GIVEN REQUEST =>
Extract, from the records beneath this instruction, each line that contains the word "What".

AVAILABLE DATA =>
%%
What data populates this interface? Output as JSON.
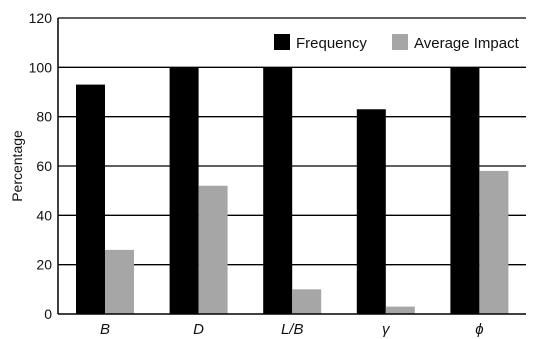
{
  "chart_data": {
    "type": "bar",
    "title": "",
    "xlabel": "",
    "ylabel": "Percentage",
    "ylim": [
      0,
      120
    ],
    "yticks": [
      "0",
      "20",
      "40",
      "60",
      "80",
      "100",
      "120"
    ],
    "categories": [
      "B",
      "D",
      "L/B",
      "γ",
      "ϕ"
    ],
    "series": [
      {
        "name": "Frequency",
        "color": "#000000",
        "values": [
          93,
          100,
          100,
          83,
          100
        ]
      },
      {
        "name": "Average Impact",
        "color": "#a6a6a6",
        "values": [
          26,
          52,
          10,
          3,
          58
        ]
      }
    ],
    "grid": true,
    "legend_position": "top-right"
  }
}
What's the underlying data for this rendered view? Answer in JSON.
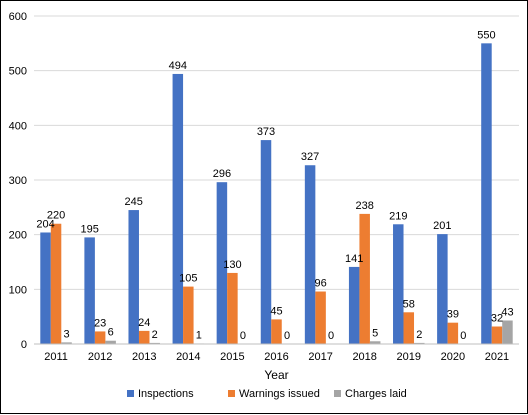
{
  "chart_data": {
    "type": "bar",
    "title": "",
    "xlabel": "Year",
    "ylabel": "",
    "ylim": [
      0,
      600
    ],
    "yticks": [
      0,
      100,
      200,
      300,
      400,
      500,
      600
    ],
    "grid": "horizontal",
    "legend_position": "bottom",
    "categories": [
      "2011",
      "2012",
      "2013",
      "2014",
      "2015",
      "2016",
      "2017",
      "2018",
      "2019",
      "2020",
      "2021"
    ],
    "series": [
      {
        "name": "Inspections",
        "color": "#4472C4",
        "values": [
          204,
          195,
          245,
          494,
          296,
          373,
          327,
          141,
          219,
          201,
          550
        ]
      },
      {
        "name": "Warnings issued",
        "color": "#ED7D31",
        "values": [
          220,
          23,
          24,
          105,
          130,
          45,
          96,
          238,
          58,
          39,
          32
        ]
      },
      {
        "name": "Charges laid",
        "color": "#A5A5A5",
        "values": [
          3,
          6,
          2,
          1,
          0,
          0,
          0,
          5,
          2,
          0,
          43
        ]
      }
    ]
  }
}
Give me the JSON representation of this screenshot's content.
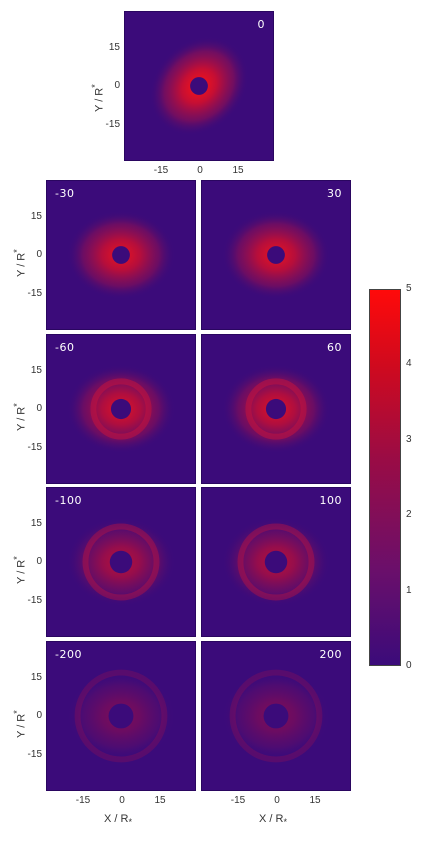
{
  "panels": [
    {
      "label": "0",
      "angle": -45,
      "pos": "top",
      "intensity": 1.0,
      "ring": 0
    },
    {
      "label": "-30",
      "angle": 0,
      "pos": "left",
      "intensity": 0.9,
      "ring": 0
    },
    {
      "label": "30",
      "angle": 0,
      "pos": "right",
      "intensity": 0.9,
      "ring": 0
    },
    {
      "label": "-60",
      "angle": 0,
      "pos": "left",
      "intensity": 0.85,
      "ring": 1
    },
    {
      "label": "60",
      "angle": 0,
      "pos": "right",
      "intensity": 0.85,
      "ring": 1
    },
    {
      "label": "-100",
      "angle": 0,
      "pos": "left",
      "intensity": 0.65,
      "ring": 2
    },
    {
      "label": "100",
      "angle": 0,
      "pos": "right",
      "intensity": 0.65,
      "ring": 2
    },
    {
      "label": "-200",
      "angle": 0,
      "pos": "left",
      "intensity": 0.35,
      "ring": 3
    },
    {
      "label": "200",
      "angle": 0,
      "pos": "right",
      "intensity": 0.35,
      "ring": 3
    }
  ],
  "axes": {
    "y_label": "Y / R",
    "y_label_sub": "*",
    "x_label": "X / R",
    "x_label_sub": "*",
    "y_ticks": [
      "15",
      "0",
      "-15"
    ],
    "x_ticks": [
      "-15",
      "0",
      "15"
    ]
  },
  "colorbar": {
    "min": 0,
    "max": 5,
    "ticks": [
      "5",
      "4",
      "3",
      "2",
      "1",
      "0"
    ],
    "colors": [
      "#3b0b7a",
      "#ff0a0a"
    ]
  }
}
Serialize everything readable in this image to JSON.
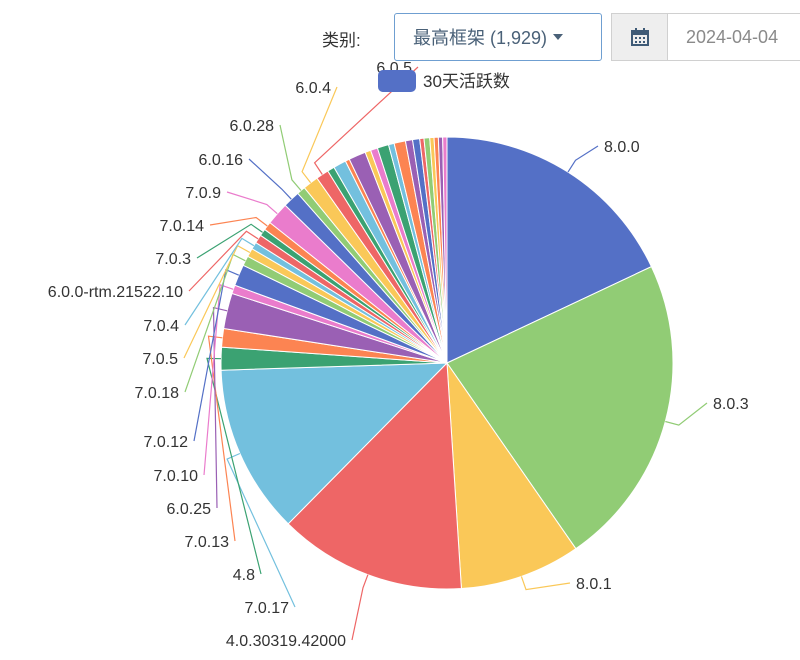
{
  "filter": {
    "label": "类别:",
    "selected": "最高框架 (1,929)",
    "date_value": "2024-04-04"
  },
  "icons": {
    "date": "calendar-icon",
    "dropdown": "caret-down-icon"
  },
  "chart_data": {
    "type": "pie",
    "legend": {
      "label": "30天活跃数",
      "position": "top-center",
      "color": "#5470c6"
    },
    "series": [
      {
        "name": "8.0.0",
        "value": 17.7,
        "color": "#5470c6",
        "labeled": true
      },
      {
        "name": "8.0.3",
        "value": 22.0,
        "color": "#91cc75",
        "labeled": true
      },
      {
        "name": "8.0.1",
        "value": 8.5,
        "color": "#fac858",
        "labeled": true
      },
      {
        "name": "4.0.30319.42000",
        "value": 13.2,
        "color": "#ee6666",
        "labeled": true
      },
      {
        "name": "7.0.17",
        "value": 11.9,
        "color": "#73c0de",
        "labeled": true
      },
      {
        "name": "4.8",
        "value": 1.6,
        "color": "#3ba272",
        "labeled": true
      },
      {
        "name": "7.0.13",
        "value": 1.3,
        "color": "#fc8452",
        "labeled": true
      },
      {
        "name": "6.0.25",
        "value": 2.5,
        "color": "#9a60b4",
        "labeled": true
      },
      {
        "name": "7.0.10",
        "value": 0.6,
        "color": "#ea7ccc",
        "labeled": true
      },
      {
        "name": "7.0.12",
        "value": 1.5,
        "color": "#5470c6",
        "labeled": true
      },
      {
        "name": "7.0.18",
        "value": 0.7,
        "color": "#91cc75",
        "labeled": true
      },
      {
        "name": "7.0.5",
        "value": 0.6,
        "color": "#fac858",
        "labeled": true
      },
      {
        "name": "7.0.4",
        "value": 0.5,
        "color": "#73c0de",
        "labeled": true
      },
      {
        "name": "6.0.0-rtm.21522.10",
        "value": 0.6,
        "color": "#ee6666",
        "labeled": true
      },
      {
        "name": "7.0.3",
        "value": 0.5,
        "color": "#3ba272",
        "labeled": true
      },
      {
        "name": "7.0.14",
        "value": 0.6,
        "color": "#fc8452",
        "labeled": true
      },
      {
        "name": "7.0.9",
        "value": 1.6,
        "color": "#ea7ccc",
        "labeled": true
      },
      {
        "name": "6.0.16",
        "value": 1.2,
        "color": "#5470c6",
        "labeled": true
      },
      {
        "name": "6.0.28",
        "value": 0.6,
        "color": "#91cc75",
        "labeled": true
      },
      {
        "name": "6.0.4",
        "value": 1.1,
        "color": "#fac858",
        "labeled": true
      },
      {
        "name": "6.0.5",
        "value": 0.9,
        "color": "#ee6666",
        "labeled": true
      },
      {
        "name": "",
        "value": 0.5,
        "color": "#3ba272",
        "labeled": false
      },
      {
        "name": "",
        "value": 0.9,
        "color": "#73c0de",
        "labeled": false
      },
      {
        "name": "",
        "value": 0.3,
        "color": "#fc8452",
        "labeled": false
      },
      {
        "name": "",
        "value": 1.2,
        "color": "#9a60b4",
        "labeled": false
      },
      {
        "name": "",
        "value": 0.4,
        "color": "#fac858",
        "labeled": false
      },
      {
        "name": "",
        "value": 0.5,
        "color": "#ea7ccc",
        "labeled": false
      },
      {
        "name": "",
        "value": 0.8,
        "color": "#3ba272",
        "labeled": false
      },
      {
        "name": "",
        "value": 0.4,
        "color": "#73c0de",
        "labeled": false
      },
      {
        "name": "",
        "value": 0.8,
        "color": "#fc8452",
        "labeled": false
      },
      {
        "name": "",
        "value": 0.5,
        "color": "#9a60b4",
        "labeled": false
      },
      {
        "name": "",
        "value": 0.5,
        "color": "#5470c6",
        "labeled": false
      },
      {
        "name": "",
        "value": 0.3,
        "color": "#ee6666",
        "labeled": false
      },
      {
        "name": "",
        "value": 0.4,
        "color": "#91cc75",
        "labeled": false
      },
      {
        "name": "",
        "value": 0.3,
        "color": "#fac858",
        "labeled": false
      },
      {
        "name": "",
        "value": 0.3,
        "color": "#fc8452",
        "labeled": false
      },
      {
        "name": "",
        "value": 0.3,
        "color": "#9a60b4",
        "labeled": false
      },
      {
        "name": "",
        "value": 0.3,
        "color": "#ea7ccc",
        "labeled": false
      }
    ]
  }
}
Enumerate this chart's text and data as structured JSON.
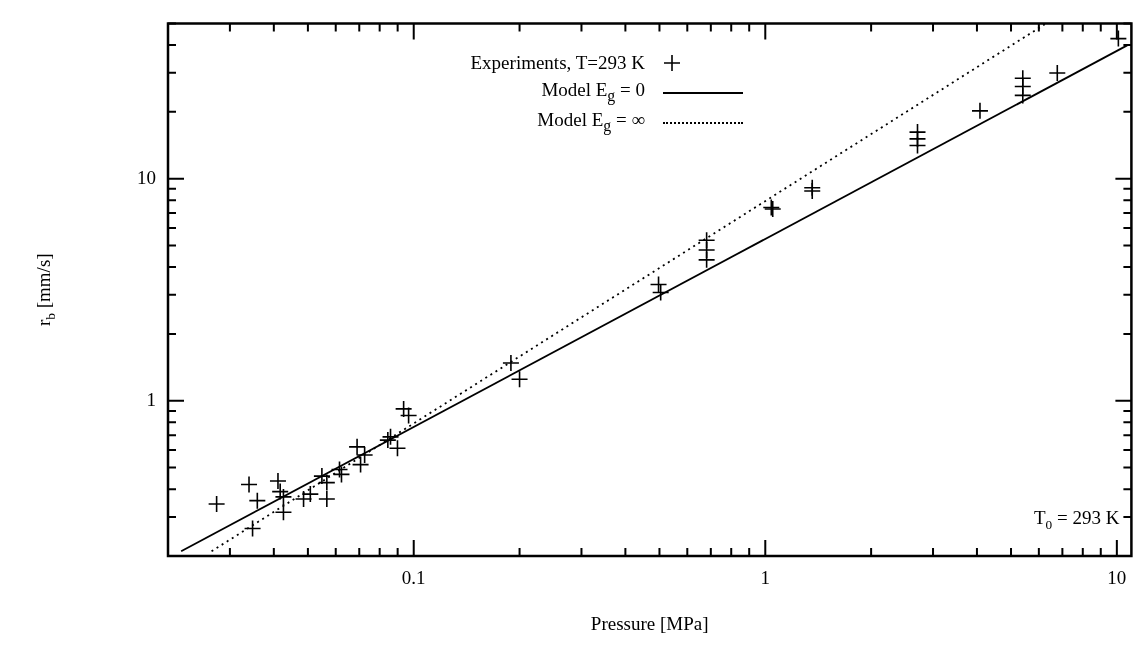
%%
EXPECTED OUTPUT =>
What data populates this interface? Output as JSON.
What's the underlying data for this rendered view? Answer in JSON.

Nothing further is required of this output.